- **SELECTED PASSAGE**:

○ ○ ○ ○ ○

Shape of band_1_train: (16545, 75, 75)
Shape of band_2_train: (16545, 75, 75)
Shape of angles_train: (16545,)
Shape of labels_train: (16545,)

image_train = np.concatenate([band_1_train[:, :, :, np.newaxis],
                             band_2_train[:, :, :, np.newaxis],
                             ((band_1_train+band_2_train)/2)[:, :, :, np.newaxis]],
                             axis=-1)

image_validation = np.concatenate([band_1_validation[:, :, :, np.newaxis],
                             band_2_validation[:, :, :, np.newaxis],
                             ((band_1_validation+band_2_validation)/2)[:, :, :, np.newaxis]],
                             axis=-1)

print("Shape of image_train:",image_train.shape)
print("Shape of image_validation:",image_validation.shape)

Shape of image_train: (16545, 75, 75, 3)
Shape of image_validation: (368, 75, 75, 3)

import plotly.offline as py
import plotly.graph_objs as go
py.init_notebook_mode(connected=True)

○ ○ ○ ○ ○

- **CHALLENGE 1**: In the code excerpt, what shape does it print for image_validation?
- **CHALLENGE 2**: Reproduce everything in the code excerpt from "Shape of image_train: (16545, 75, 75, 3)" down to "py.init_notebook_mode(connected=True)".

(Spatial layout data)

○ ○ ○ ○ ○

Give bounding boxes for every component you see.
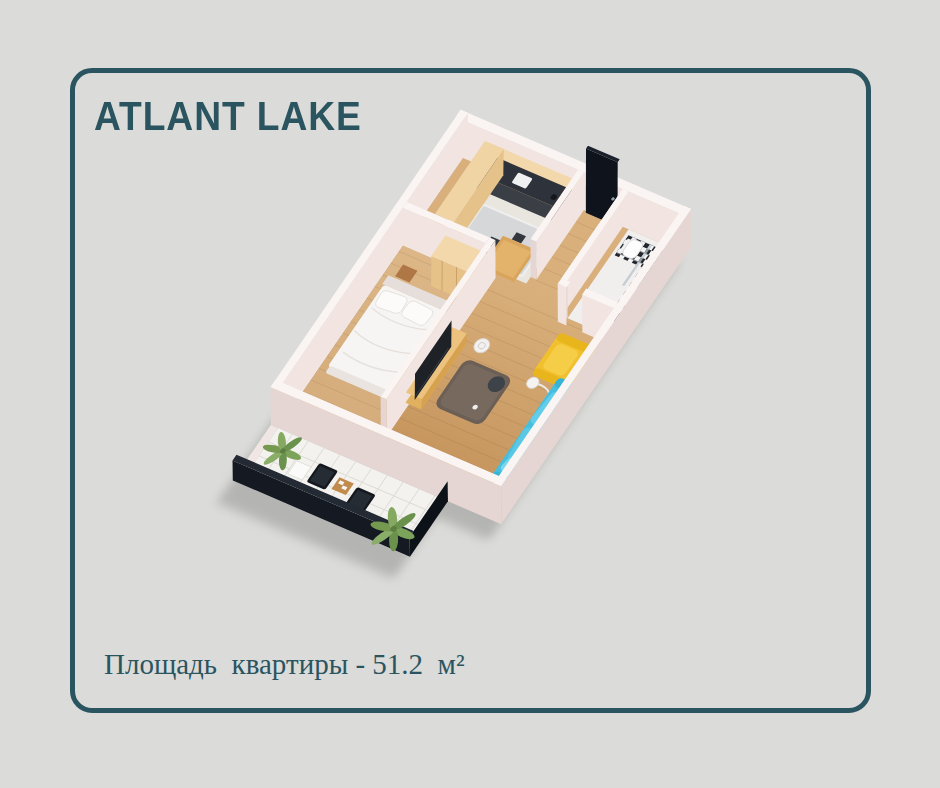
- area-label: Площадь квартиры - 51.2 м²: [104, 648, 465, 681]
- page-background: { "header": { "title": "ATLANT LAKE" }, …: [0, 0, 940, 788]
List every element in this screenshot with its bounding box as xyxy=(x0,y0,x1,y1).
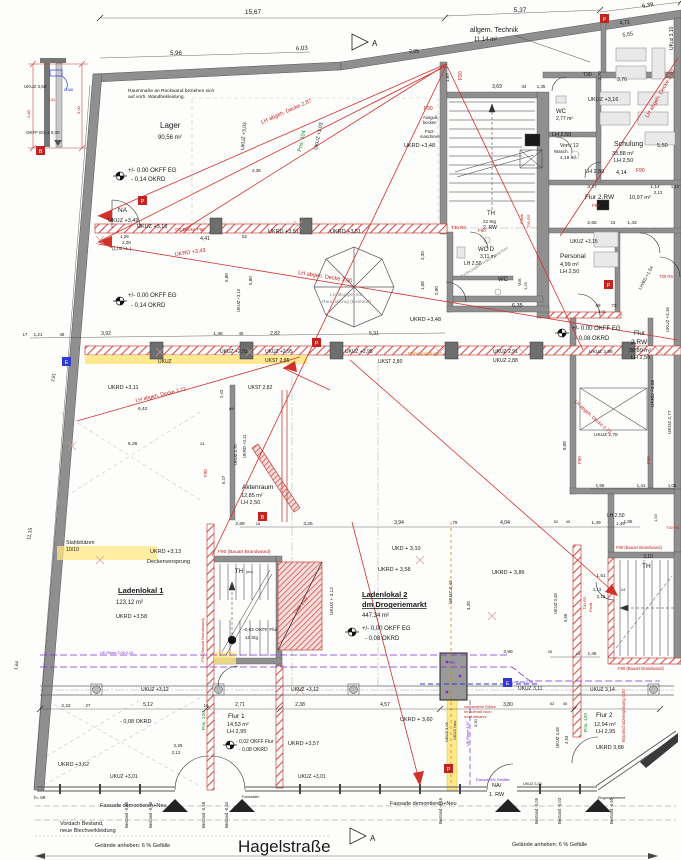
plan-label: 45 xyxy=(566,519,571,524)
plan-label: UKRD + 3,86 xyxy=(492,570,525,576)
plan-label: UKRD +3,51 xyxy=(268,229,299,235)
plan-label: UKUZ +3,10 xyxy=(236,288,241,312)
detail-section xyxy=(28,58,88,151)
plan-label: T30 RS xyxy=(451,225,466,230)
plan-label: UKUZ +3,15 xyxy=(570,239,598,245)
plan-label: 1,53 xyxy=(653,513,658,522)
plan-label: 1,95 xyxy=(596,483,605,488)
plan-label: 3,80 xyxy=(503,702,513,708)
plan-label: 5,55 xyxy=(622,31,633,38)
plan-label: 11,14 m² xyxy=(474,37,497,43)
plan-label: F90 xyxy=(577,456,582,464)
plan-label: NA/ xyxy=(492,783,502,789)
plan-label: Flur xyxy=(634,330,646,337)
plan-label: Personal xyxy=(560,253,586,260)
plan-label: F90 (Bauart Brandwand) xyxy=(618,666,664,671)
plan-label: 2,13 xyxy=(172,750,181,755)
plan-label: UKRD +3,48 xyxy=(404,143,435,149)
plan-label: Fassade demontieren+Neu xyxy=(390,801,457,807)
plan-label: T30 RS xyxy=(666,525,680,530)
plan-label: 4,19 m² xyxy=(560,155,577,161)
plan-label: LH 2,50 xyxy=(607,513,625,519)
plan-label: UKUZ +3,01 xyxy=(110,774,138,780)
plan-label: 24 xyxy=(200,441,205,446)
plan-label: maschinen xyxy=(420,134,441,139)
stair-right xyxy=(616,560,674,656)
plan-label: 4,41 xyxy=(200,236,210,242)
plan-label: Panik xyxy=(589,602,593,612)
svg-text:P: P xyxy=(141,199,145,205)
plan-label: 5,50 xyxy=(657,143,668,149)
plan-label: 3,99 xyxy=(503,649,513,655)
plan-label: 4,99 m² xyxy=(560,262,579,268)
plan-label: - 0,14 OKRD xyxy=(131,303,166,309)
plan-label: 4,57 xyxy=(380,702,390,708)
plan-label: 89 xyxy=(595,303,601,308)
plan-label: Eingangselement xyxy=(598,796,625,800)
plan-label: Bestand -0,05 xyxy=(534,797,539,824)
plan-label: F90 xyxy=(636,168,645,174)
plan-label: 2,43 xyxy=(219,389,224,398)
outer-walls xyxy=(34,10,681,790)
plan-label: 1,21 xyxy=(34,332,43,337)
plan-label: F90 xyxy=(592,203,600,208)
plan-label: 1,85 xyxy=(624,519,633,524)
plan-label: LH 2,95 xyxy=(596,729,615,735)
plan-label: 2,77 m² xyxy=(556,116,573,122)
plan-label: (eo) xyxy=(246,570,253,574)
plan-label: 45 xyxy=(563,701,568,706)
plan-label: 52 xyxy=(550,701,555,706)
plan-label: 123,12 m² xyxy=(116,600,143,606)
plan-label: UKRD +3,08 xyxy=(650,380,656,407)
plan-label: 1,49 xyxy=(616,521,625,526)
plan-label: Ladenlokal 1 xyxy=(118,586,163,595)
plan-label: 2,36 xyxy=(252,168,261,173)
plan-label: dm Drogeriemarkt xyxy=(362,600,427,609)
plan-label: OKFF EG ± 0,00 xyxy=(26,130,60,135)
plan-label: 2,01 xyxy=(598,309,607,314)
svg-text:P: P xyxy=(315,341,319,347)
plan-label: UKUZ +3,16 xyxy=(588,97,618,103)
plan-label: im Aufmaß noch xyxy=(464,710,491,714)
svg-text:E: E xyxy=(65,360,69,366)
plan-label: UKRD +3,49 xyxy=(174,248,206,258)
plan-label: UKUZ 3,14 xyxy=(590,687,615,693)
plan-marker: P xyxy=(604,280,613,289)
plan-label: UKUZ 3,48 xyxy=(553,593,558,614)
plan-label: 1,51 xyxy=(596,573,606,579)
plan-label: 26 xyxy=(548,649,553,654)
plan-label: 1,43 xyxy=(627,220,637,226)
plan-label: 1,08 xyxy=(420,281,425,290)
plan-label: 52 xyxy=(242,234,248,239)
plan-label: UKUZ +3,16 xyxy=(137,224,167,230)
plan-label: h= 69 xyxy=(34,795,46,800)
plan-label: Lager xyxy=(160,121,181,130)
plan-label: UKUZ 2,98 xyxy=(589,349,613,355)
utility-lines xyxy=(40,522,660,788)
plan-label: Fassade demontieren+Neu xyxy=(100,803,167,809)
plan-label: 5,69 xyxy=(563,613,568,622)
construction-helper-lines xyxy=(40,98,438,786)
plan-label: UKUZ +3,16 xyxy=(665,307,670,332)
plan-label: Bestand -0,16 xyxy=(438,797,443,824)
plan-svg: PBPPPPBEE 15,675,966,035,376,394,715,552… xyxy=(0,0,681,860)
plan-label: Vorr. xyxy=(517,277,522,286)
plan-label: UKUZ +2,95 xyxy=(265,349,293,355)
plan-label: 5,80 xyxy=(248,276,253,285)
plan-label: UKRD +3,57 xyxy=(288,741,319,747)
plan-label: T30 xyxy=(583,72,592,78)
floor-plan-drawing: PBPPPPBEE 15,675,966,035,376,394,715,552… xyxy=(0,0,681,860)
plan-label: Flur 2 xyxy=(596,712,613,719)
plan-label: LH 2,50 xyxy=(241,500,260,506)
plan-label: 5,31 xyxy=(369,331,379,337)
plan-label: UKUZ +3,03 xyxy=(240,122,248,150)
plan-label: OK Decke F90 xyxy=(175,227,205,232)
plan-label: UKUZ 2,70 xyxy=(233,444,238,465)
plan-label: UKUZ 3,11 xyxy=(518,686,543,692)
plan-label: TH xyxy=(642,563,651,570)
svg-text:B: B xyxy=(261,515,265,521)
plan-label: 11,15 xyxy=(26,527,34,540)
svg-text:P: P xyxy=(447,767,451,773)
plan-label: 17 xyxy=(23,332,28,337)
plan-label: Flur 2.RW xyxy=(585,194,615,201)
plan-label: Pos. 120 xyxy=(201,711,207,730)
plan-label: 2,85 xyxy=(409,49,419,55)
plan-label: - 0,08 OKRD xyxy=(120,719,152,725)
stair-central xyxy=(449,102,542,210)
plan-label: NA xyxy=(118,207,128,214)
canopy-lines xyxy=(35,806,676,836)
plan-label: 15 xyxy=(576,651,581,656)
plan-label: Bestand -0,50 xyxy=(124,801,129,828)
plan-label: UKUZ 2,91 xyxy=(493,349,518,355)
plan-label: 2,13 xyxy=(654,190,663,195)
plan-label: UKRD +3,11 xyxy=(108,385,139,391)
plan-label: UKRD +3,58 xyxy=(116,614,147,620)
plan-label: 3,51 xyxy=(48,98,55,102)
plan-label: 3,94 xyxy=(394,520,404,526)
plan-label: Fotokasten xyxy=(242,795,259,799)
plan-label: 1,13 xyxy=(593,587,602,592)
plan-label: A xyxy=(370,834,376,843)
plan-label: 2,71 xyxy=(235,702,245,708)
plan-label: 22 Stg xyxy=(483,219,497,224)
plan-label: Rauchabzug (Bestand) xyxy=(322,299,371,305)
plan-marker: P xyxy=(312,338,321,347)
plan-label: Hagelstraße xyxy=(238,837,331,856)
plan-label: - 0,08 OKRD xyxy=(575,336,610,342)
plan-label: Vordach Bestand, xyxy=(60,821,104,827)
plan-label: UKRD + 3,58 xyxy=(378,567,411,573)
plan-label: - 0,02 OKFF Flur xyxy=(236,739,274,745)
plan-label: 10/10 xyxy=(66,547,79,553)
plan-label: Pos. 120 xyxy=(583,713,589,732)
plan-label: -0,02 OKFF Flur xyxy=(243,627,278,633)
plan-marker: B xyxy=(36,146,45,155)
plan-label: 48 xyxy=(60,332,65,337)
plan-label: UKUZ +3,12 xyxy=(141,687,169,693)
plan-label: UK Leitung 2,48 xyxy=(506,680,533,684)
plan-label: 27 xyxy=(86,703,91,708)
plan-label: 12 Stg xyxy=(245,635,259,640)
plan-label: LH 2,95 xyxy=(227,729,246,735)
plan-label: LH 2,50 xyxy=(560,269,579,275)
plan-label: F90 (Bauart Brandwand) xyxy=(200,618,205,662)
plan-label: UK Rinne 3,06 0,15 xyxy=(100,651,133,655)
plan-label: 3,10 xyxy=(643,554,653,560)
plan-label: UKUZ 3,58 xyxy=(24,84,47,89)
plan-label: F90 xyxy=(478,228,486,233)
plan-label: 24 xyxy=(621,587,626,592)
technik-leader-line xyxy=(516,36,590,62)
plan-label: Pos. 104 xyxy=(297,130,307,152)
plan-label: 1,69 xyxy=(445,73,450,82)
plan-label: UKUZ +2,95 xyxy=(345,349,373,355)
plan-label: UKUZ 2,88 xyxy=(493,358,518,364)
plan-label: 1,23 xyxy=(523,281,528,290)
plan-label: UKUZ +3,03 xyxy=(313,122,325,151)
plan-label: 79 xyxy=(453,520,458,525)
plan-label: Bestand -0,44 xyxy=(224,801,229,828)
plan-label: UKUZ +3,49 xyxy=(108,218,138,224)
plan-label: 1,48 xyxy=(588,651,597,656)
plan-label: 4,04 xyxy=(500,520,510,526)
plan-label: 2,22 xyxy=(61,703,71,709)
plan-label: 447,34 m² xyxy=(362,613,389,619)
plan-label: LH 2,50 xyxy=(614,158,633,164)
plan-label: UKRD +3,51 xyxy=(330,229,361,235)
plan-label: - 0,08 OKRD xyxy=(239,747,268,753)
plan-label: 2,82 xyxy=(270,331,280,337)
plan-label: 6,35 xyxy=(512,303,523,309)
plan-label: UKRD +3,11 xyxy=(242,434,247,458)
plan-label: WC xyxy=(498,277,509,283)
plan-label: 5,37 xyxy=(514,7,527,14)
plan-marker: B xyxy=(258,512,267,521)
plan-label: Deckenversprung xyxy=(147,559,190,565)
plan-label: 3,27 xyxy=(587,184,597,190)
plan-label: 36,89 m² xyxy=(629,348,651,354)
plan-label: T30 RS xyxy=(582,596,587,610)
plan-label: becken xyxy=(423,120,437,125)
plan-label: 2,81 xyxy=(50,372,57,382)
plan-label: TH xyxy=(487,211,495,217)
plan-label: 1,41 xyxy=(637,483,646,488)
plan-label: WC xyxy=(556,109,567,115)
plan-label: Stahlstützen xyxy=(66,540,95,546)
plan-label: 5,12 xyxy=(143,702,153,708)
plan-label: 2,13 xyxy=(597,594,606,599)
plan-label: 5,96 xyxy=(170,51,182,57)
plan-label: 4,93 xyxy=(564,735,569,744)
plan-label: UKST 2,85 xyxy=(265,358,290,364)
plan-label: auf vorh. Wandbekleidung. xyxy=(128,94,185,100)
plan-label: 73 xyxy=(611,303,617,308)
level-markers xyxy=(113,172,569,749)
plan-label: UK Rinne 3,67 xyxy=(466,721,470,746)
plan-label: F90 (Bauart Brandwand) xyxy=(616,545,662,550)
plan-label: +/- 0,00 OKFF EG xyxy=(362,626,411,632)
plan-label: 3,00 xyxy=(76,105,81,114)
plan-label: Ø186 xyxy=(64,88,73,92)
plan-label: 90,56 m² xyxy=(158,135,182,141)
svg-text:P: P xyxy=(603,17,607,23)
plan-label: 3,76 xyxy=(617,77,627,83)
plan-label: Panik xyxy=(519,214,524,224)
plan-label: UKRD +3,62 xyxy=(58,762,89,768)
plan-label: 12,85 m² xyxy=(241,493,263,499)
plan-label: 15 xyxy=(611,220,616,225)
plan-label: 6,39 xyxy=(642,2,655,10)
stair-bottom-left xyxy=(220,564,272,656)
plan-label: Dehnungsfuge xyxy=(408,351,440,357)
plan-label: 15,67 xyxy=(245,9,262,16)
plan-label: F90 xyxy=(424,106,433,112)
plan-label: 1,64 xyxy=(13,660,20,670)
plan-label: UKUZ 3,03 xyxy=(444,721,449,742)
plan-label: LH/BD +1,54 xyxy=(637,265,654,291)
plan-label: Gelände anheben: 6 % Gefälle xyxy=(95,843,170,849)
plan-label: 3,25 xyxy=(303,521,313,527)
plan-label: UKUZ 3,43 xyxy=(448,580,454,604)
plan-label: 1,35 xyxy=(537,84,546,89)
plan-label: Raummaße an Rückwand beziehen sich xyxy=(128,88,214,94)
plan-label: 12,94 m² xyxy=(594,722,616,728)
plan-label: 33,88 m² xyxy=(612,151,634,157)
plan-label: T30 RS xyxy=(659,274,673,279)
plan-label: 2.RW xyxy=(631,339,648,346)
plan-label: Bestand -0,50 xyxy=(609,797,614,824)
plan-label: neue Blechverkleidung xyxy=(60,828,116,834)
plan-label: UKRD 3,88 xyxy=(596,745,624,751)
plan-label: 2,26 xyxy=(174,743,183,748)
plan-label: Rampe 6% Gefälle xyxy=(476,777,510,782)
plan-label: Lichtkuppel mit xyxy=(330,292,363,298)
plan-label: LH 2,50 xyxy=(552,132,571,138)
plan-label: 4,20 xyxy=(466,601,471,610)
plan-label: UKRD + 3,60 xyxy=(400,717,433,723)
plan-label: UKUZ xyxy=(158,359,172,365)
plan-label: 52 xyxy=(554,519,559,524)
plan-label: 6,03 xyxy=(296,46,309,53)
plan-label: Gelände anheben: 6 % Gefälle xyxy=(512,842,587,848)
plan-label: 6,36 xyxy=(128,441,138,447)
plan-label: UKuz 3,10 xyxy=(669,26,675,50)
plan-label: 5,47 xyxy=(221,475,226,484)
plan-label: F90 (Bauart Brandwand) xyxy=(218,549,271,555)
plan-label: WC D xyxy=(478,247,495,253)
plan-label: 3,69 xyxy=(492,84,502,90)
plan-label: UKD + 3,10 xyxy=(392,546,421,552)
plan-label: 69 xyxy=(229,406,234,411)
plan-label: UKUZ 3,48 xyxy=(555,727,560,748)
plan-label: Schulung xyxy=(614,141,643,148)
entrance-arrows xyxy=(162,799,611,812)
plan-label: UKUZ +2,93 xyxy=(220,349,248,355)
plan-label: UKUZ +3,12 xyxy=(291,687,319,693)
plan-label: Bestand -0,48 xyxy=(201,801,206,828)
plan-label: LH abgeh. Decke 2,87 xyxy=(260,98,312,126)
plan-label: Bestand -0,48 xyxy=(148,801,153,828)
plan-label: 3,92 xyxy=(101,331,111,337)
plan-label: - 0,08 OKRD xyxy=(365,636,400,642)
plan-label: 2,38 xyxy=(295,702,305,708)
plan-label: Ladenlokal 2 xyxy=(362,590,407,599)
plan-label: 16 xyxy=(204,703,209,708)
plan-label: +/- 0.00 OKFF EG xyxy=(128,168,177,174)
plan-label: UKUZ + 3,12 xyxy=(329,587,335,615)
plan-label: 1,36 xyxy=(213,331,223,337)
plan-marker: P xyxy=(138,196,147,205)
plan-label: 1. RW xyxy=(489,792,505,798)
section-markers xyxy=(350,34,368,844)
plan-label: UKUZ +3,01 xyxy=(298,774,326,780)
plan-label: 10,97 m² xyxy=(629,195,651,201)
plan-marker: P xyxy=(600,14,609,23)
plan-label: 2,90 xyxy=(434,286,439,295)
plan-label: 2,30 xyxy=(420,251,425,260)
plan-label: 3,90 xyxy=(473,718,478,727)
plan-label: F90 xyxy=(458,71,464,80)
plan-label: 2,88 xyxy=(26,109,31,118)
plan-label: 14,53 m² xyxy=(227,722,249,728)
plan-label: UKUZ Neu xyxy=(452,721,457,740)
plan-label: UKST 2,82 xyxy=(248,385,273,391)
plan-label: TH xyxy=(235,569,243,575)
plan-label: LH 2,50 xyxy=(585,169,604,175)
plan-label: 1,26 xyxy=(120,234,129,239)
svg-text:P: P xyxy=(607,283,611,289)
plan-label: LH abgeh. Decke 2,72 xyxy=(135,386,187,403)
top-wall-left xyxy=(93,62,341,82)
plan-label: Brandschutzverglasung G30 xyxy=(621,688,626,742)
plan-label: UKRD +3,13 xyxy=(150,549,181,555)
plan-label: nicht bekannt xyxy=(464,715,488,719)
plan-label: 2,28 xyxy=(122,240,131,245)
plan-label: (1,00 i.L.) xyxy=(112,246,132,251)
plan-label: LH abgeh. Decke 3,00 xyxy=(298,270,353,284)
plan-label: 18 xyxy=(256,521,261,526)
plan-label: RR xyxy=(449,660,455,665)
plan-label: T30 RS xyxy=(526,214,531,228)
plan-label: +/- 0.00 OKFF EG xyxy=(572,326,621,332)
plan-label: A xyxy=(372,39,378,48)
plan-marker: P xyxy=(444,764,453,773)
plan-label: allgem. Technik xyxy=(470,27,519,34)
plan-label: 2,65 xyxy=(587,220,597,226)
plan-label: UKST 2,80 xyxy=(378,359,403,365)
plan-label: 48 xyxy=(239,331,244,336)
plan-label: 2,89 xyxy=(235,521,245,527)
plan-label: 5,80 xyxy=(224,273,229,282)
plan-label: UKRD +3,48 xyxy=(410,317,441,323)
plan-label: 4,14 xyxy=(616,170,627,176)
plan-label: LH 2,56 xyxy=(631,355,650,361)
plan-label: Aktenraum xyxy=(242,484,273,491)
plan-label: Wasch. xyxy=(554,149,569,154)
plan-label: Flur 1 xyxy=(228,713,245,720)
plan-label: 6,42 xyxy=(138,406,148,412)
plan-label: 8,08 xyxy=(562,441,567,450)
storefront xyxy=(37,731,678,794)
plan-label: F90 xyxy=(203,469,208,477)
plan-label: F90 xyxy=(646,456,651,464)
plan-label: - 0,14 OKRD xyxy=(131,177,166,183)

○ ○ ○ ○ ○

- **EXERCISE SOLUTION 1**: (368, 75, 75, 3)

- **EXERCISE SOLUTION 2**:
Shape of image_train: (16545, 75, 75, 3)
Shape of image_validation: (368, 75, 75, 3)

import plotly.offline as py
import plotly.graph_objs as go
py.init_notebook_mode(connected=True)